◆ Exercise requirements
Pictures do not belong in the copy; restate the records below word for word.

◆ Provided records
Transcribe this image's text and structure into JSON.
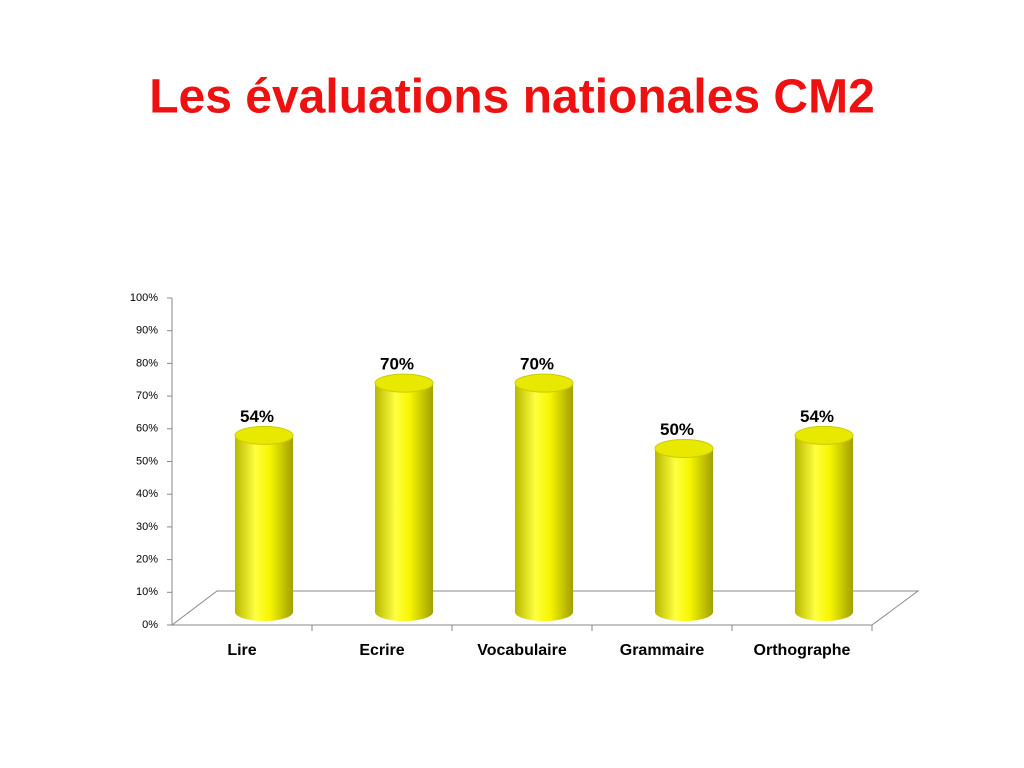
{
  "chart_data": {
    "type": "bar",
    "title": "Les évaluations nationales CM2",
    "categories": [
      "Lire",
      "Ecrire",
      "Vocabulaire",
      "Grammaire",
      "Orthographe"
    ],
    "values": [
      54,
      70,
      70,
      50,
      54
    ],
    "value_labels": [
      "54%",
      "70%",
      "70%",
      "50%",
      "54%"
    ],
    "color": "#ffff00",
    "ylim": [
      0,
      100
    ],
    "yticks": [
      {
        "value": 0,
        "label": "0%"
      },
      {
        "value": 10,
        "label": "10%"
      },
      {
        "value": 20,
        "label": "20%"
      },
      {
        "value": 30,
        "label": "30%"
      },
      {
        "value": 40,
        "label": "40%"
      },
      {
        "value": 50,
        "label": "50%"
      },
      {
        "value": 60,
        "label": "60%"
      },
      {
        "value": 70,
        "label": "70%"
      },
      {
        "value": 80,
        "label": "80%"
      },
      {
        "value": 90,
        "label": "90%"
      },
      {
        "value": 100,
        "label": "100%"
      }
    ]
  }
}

◆ Exercise output
Transcribe this image's text and structure into JSON.
{
  "chart_data": {
    "type": "bar",
    "title": "Les évaluations nationales CM2",
    "categories": [
      "Lire",
      "Ecrire",
      "Vocabulaire",
      "Grammaire",
      "Orthographe"
    ],
    "values": [
      54,
      70,
      70,
      50,
      54
    ],
    "value_labels": [
      "54%",
      "70%",
      "70%",
      "50%",
      "54%"
    ],
    "color": "#ffff00",
    "ylim": [
      0,
      100
    ],
    "yticks": [
      {
        "value": 0,
        "label": "0%"
      },
      {
        "value": 10,
        "label": "10%"
      },
      {
        "value": 20,
        "label": "20%"
      },
      {
        "value": 30,
        "label": "30%"
      },
      {
        "value": 40,
        "label": "40%"
      },
      {
        "value": 50,
        "label": "50%"
      },
      {
        "value": 60,
        "label": "60%"
      },
      {
        "value": 70,
        "label": "70%"
      },
      {
        "value": 80,
        "label": "80%"
      },
      {
        "value": 90,
        "label": "90%"
      },
      {
        "value": 100,
        "label": "100%"
      }
    ]
  }
}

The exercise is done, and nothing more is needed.